### Material supplied

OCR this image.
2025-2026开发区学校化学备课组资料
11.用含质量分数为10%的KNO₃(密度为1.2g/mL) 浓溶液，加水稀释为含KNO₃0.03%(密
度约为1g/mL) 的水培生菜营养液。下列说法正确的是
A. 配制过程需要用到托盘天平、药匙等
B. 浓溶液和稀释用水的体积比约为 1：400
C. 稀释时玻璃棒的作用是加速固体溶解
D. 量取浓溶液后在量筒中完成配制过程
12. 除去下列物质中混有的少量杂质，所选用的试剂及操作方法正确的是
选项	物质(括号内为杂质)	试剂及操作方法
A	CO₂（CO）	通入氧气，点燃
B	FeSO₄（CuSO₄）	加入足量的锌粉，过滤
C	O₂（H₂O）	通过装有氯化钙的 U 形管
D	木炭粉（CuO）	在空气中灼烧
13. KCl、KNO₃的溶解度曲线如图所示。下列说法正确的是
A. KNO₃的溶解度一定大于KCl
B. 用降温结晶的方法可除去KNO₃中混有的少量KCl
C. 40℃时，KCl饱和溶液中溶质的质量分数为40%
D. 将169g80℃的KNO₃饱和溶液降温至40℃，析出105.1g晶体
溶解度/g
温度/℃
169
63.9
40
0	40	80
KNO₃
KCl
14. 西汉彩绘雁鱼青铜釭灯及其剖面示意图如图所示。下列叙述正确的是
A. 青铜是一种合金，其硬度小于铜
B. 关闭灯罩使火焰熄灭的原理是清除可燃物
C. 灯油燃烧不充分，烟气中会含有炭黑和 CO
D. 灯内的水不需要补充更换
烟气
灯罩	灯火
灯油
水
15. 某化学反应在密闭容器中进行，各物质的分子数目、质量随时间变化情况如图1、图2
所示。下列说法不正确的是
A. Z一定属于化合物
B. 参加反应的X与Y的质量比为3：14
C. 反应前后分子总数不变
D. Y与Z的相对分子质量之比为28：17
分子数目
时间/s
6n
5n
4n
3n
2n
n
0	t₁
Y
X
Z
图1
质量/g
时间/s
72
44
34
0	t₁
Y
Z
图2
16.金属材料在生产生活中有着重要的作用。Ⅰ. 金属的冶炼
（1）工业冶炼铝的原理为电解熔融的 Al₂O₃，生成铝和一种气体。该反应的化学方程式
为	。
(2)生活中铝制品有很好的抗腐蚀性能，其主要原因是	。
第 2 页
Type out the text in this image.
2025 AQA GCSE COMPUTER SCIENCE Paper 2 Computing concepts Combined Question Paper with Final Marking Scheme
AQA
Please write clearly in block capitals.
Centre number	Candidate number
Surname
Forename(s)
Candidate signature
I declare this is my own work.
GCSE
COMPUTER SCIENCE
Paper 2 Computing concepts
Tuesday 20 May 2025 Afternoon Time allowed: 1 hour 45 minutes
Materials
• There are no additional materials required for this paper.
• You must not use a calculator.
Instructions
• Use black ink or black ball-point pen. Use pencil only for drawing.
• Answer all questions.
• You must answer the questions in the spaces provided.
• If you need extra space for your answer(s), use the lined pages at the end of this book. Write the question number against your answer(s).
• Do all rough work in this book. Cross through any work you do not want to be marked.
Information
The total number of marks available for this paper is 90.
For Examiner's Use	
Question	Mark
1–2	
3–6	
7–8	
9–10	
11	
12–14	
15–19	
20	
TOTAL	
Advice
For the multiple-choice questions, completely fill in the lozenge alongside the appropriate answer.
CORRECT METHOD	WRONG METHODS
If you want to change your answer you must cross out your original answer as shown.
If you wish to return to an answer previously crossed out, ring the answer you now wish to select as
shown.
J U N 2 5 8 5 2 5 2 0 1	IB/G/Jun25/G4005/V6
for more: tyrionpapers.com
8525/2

######

→ **Task objective**
Reply with nothing except the number of lines in the listing above that include the string "work".

→ **Task result**
2